#### What the task asks
Check each line of the listing for the word "subtitle" and report how many lines contain it, giving nothing but the number.

##### Excerpted data

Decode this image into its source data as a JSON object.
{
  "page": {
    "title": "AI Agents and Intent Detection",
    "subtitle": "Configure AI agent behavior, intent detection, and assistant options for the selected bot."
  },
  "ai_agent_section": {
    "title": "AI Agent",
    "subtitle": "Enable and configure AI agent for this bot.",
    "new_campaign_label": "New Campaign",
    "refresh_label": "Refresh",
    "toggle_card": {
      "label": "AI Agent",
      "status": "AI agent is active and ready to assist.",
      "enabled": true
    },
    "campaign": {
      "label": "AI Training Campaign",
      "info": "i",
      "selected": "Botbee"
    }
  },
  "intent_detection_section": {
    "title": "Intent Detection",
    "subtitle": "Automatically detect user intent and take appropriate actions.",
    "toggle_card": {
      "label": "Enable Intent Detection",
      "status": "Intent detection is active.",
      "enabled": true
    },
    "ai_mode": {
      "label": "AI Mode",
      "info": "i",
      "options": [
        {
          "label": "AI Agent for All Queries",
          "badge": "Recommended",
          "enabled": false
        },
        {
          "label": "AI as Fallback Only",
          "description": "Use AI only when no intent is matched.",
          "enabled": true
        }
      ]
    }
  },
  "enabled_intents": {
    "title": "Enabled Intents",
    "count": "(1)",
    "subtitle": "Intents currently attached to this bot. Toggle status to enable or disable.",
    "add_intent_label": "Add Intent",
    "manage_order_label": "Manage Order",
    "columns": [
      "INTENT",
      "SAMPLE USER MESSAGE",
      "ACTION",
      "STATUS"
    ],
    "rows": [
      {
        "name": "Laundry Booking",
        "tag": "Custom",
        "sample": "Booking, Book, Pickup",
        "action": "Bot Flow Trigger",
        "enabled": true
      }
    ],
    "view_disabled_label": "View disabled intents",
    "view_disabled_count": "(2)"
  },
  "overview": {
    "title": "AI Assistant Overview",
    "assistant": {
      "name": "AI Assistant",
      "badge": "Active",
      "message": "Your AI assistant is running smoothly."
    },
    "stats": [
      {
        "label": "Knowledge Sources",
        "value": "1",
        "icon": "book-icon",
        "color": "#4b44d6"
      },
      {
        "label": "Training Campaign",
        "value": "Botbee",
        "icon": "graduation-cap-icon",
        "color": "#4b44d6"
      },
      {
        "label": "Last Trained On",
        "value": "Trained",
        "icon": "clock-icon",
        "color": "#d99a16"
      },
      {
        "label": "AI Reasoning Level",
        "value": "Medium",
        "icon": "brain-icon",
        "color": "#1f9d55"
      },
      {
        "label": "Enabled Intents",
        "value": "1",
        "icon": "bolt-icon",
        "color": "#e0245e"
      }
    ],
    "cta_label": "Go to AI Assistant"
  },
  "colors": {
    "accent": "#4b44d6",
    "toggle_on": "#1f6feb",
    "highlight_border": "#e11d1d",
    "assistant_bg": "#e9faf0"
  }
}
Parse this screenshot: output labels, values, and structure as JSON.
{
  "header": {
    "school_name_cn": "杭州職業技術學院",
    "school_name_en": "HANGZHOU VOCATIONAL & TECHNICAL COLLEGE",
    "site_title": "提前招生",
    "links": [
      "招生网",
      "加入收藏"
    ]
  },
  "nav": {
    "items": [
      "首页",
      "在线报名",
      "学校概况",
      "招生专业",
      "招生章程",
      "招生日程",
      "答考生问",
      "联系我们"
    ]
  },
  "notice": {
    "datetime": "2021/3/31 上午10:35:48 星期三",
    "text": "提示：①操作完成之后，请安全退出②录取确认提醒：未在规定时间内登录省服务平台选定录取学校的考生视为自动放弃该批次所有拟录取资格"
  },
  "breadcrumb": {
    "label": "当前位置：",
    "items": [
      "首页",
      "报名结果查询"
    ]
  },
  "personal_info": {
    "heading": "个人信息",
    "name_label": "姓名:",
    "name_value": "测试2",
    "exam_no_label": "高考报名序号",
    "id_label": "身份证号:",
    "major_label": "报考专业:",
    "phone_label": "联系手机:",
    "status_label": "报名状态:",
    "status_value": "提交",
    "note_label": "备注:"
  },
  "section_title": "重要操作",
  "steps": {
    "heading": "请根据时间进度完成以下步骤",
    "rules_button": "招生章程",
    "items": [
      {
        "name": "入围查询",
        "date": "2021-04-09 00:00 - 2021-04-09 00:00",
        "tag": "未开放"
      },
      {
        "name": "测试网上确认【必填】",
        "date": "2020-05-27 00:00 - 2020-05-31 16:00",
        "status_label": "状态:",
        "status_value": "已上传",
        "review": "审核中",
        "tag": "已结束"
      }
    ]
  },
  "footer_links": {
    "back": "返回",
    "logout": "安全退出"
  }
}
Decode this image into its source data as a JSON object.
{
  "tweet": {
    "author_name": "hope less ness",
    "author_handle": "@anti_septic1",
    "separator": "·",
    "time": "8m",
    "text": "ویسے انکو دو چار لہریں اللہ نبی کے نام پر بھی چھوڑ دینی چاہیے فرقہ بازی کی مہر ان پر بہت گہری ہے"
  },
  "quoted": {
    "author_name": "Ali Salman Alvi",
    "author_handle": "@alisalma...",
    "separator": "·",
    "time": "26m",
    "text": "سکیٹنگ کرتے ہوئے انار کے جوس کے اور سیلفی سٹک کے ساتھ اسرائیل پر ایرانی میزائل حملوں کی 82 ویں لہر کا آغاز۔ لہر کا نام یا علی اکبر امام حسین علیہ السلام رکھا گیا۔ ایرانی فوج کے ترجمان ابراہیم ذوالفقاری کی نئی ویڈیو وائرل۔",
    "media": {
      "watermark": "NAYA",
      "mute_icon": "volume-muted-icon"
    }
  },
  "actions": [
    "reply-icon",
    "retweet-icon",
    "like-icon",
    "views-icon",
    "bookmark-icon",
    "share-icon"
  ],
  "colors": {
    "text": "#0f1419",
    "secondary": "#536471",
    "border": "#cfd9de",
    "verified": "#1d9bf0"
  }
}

##########

#### Output below
4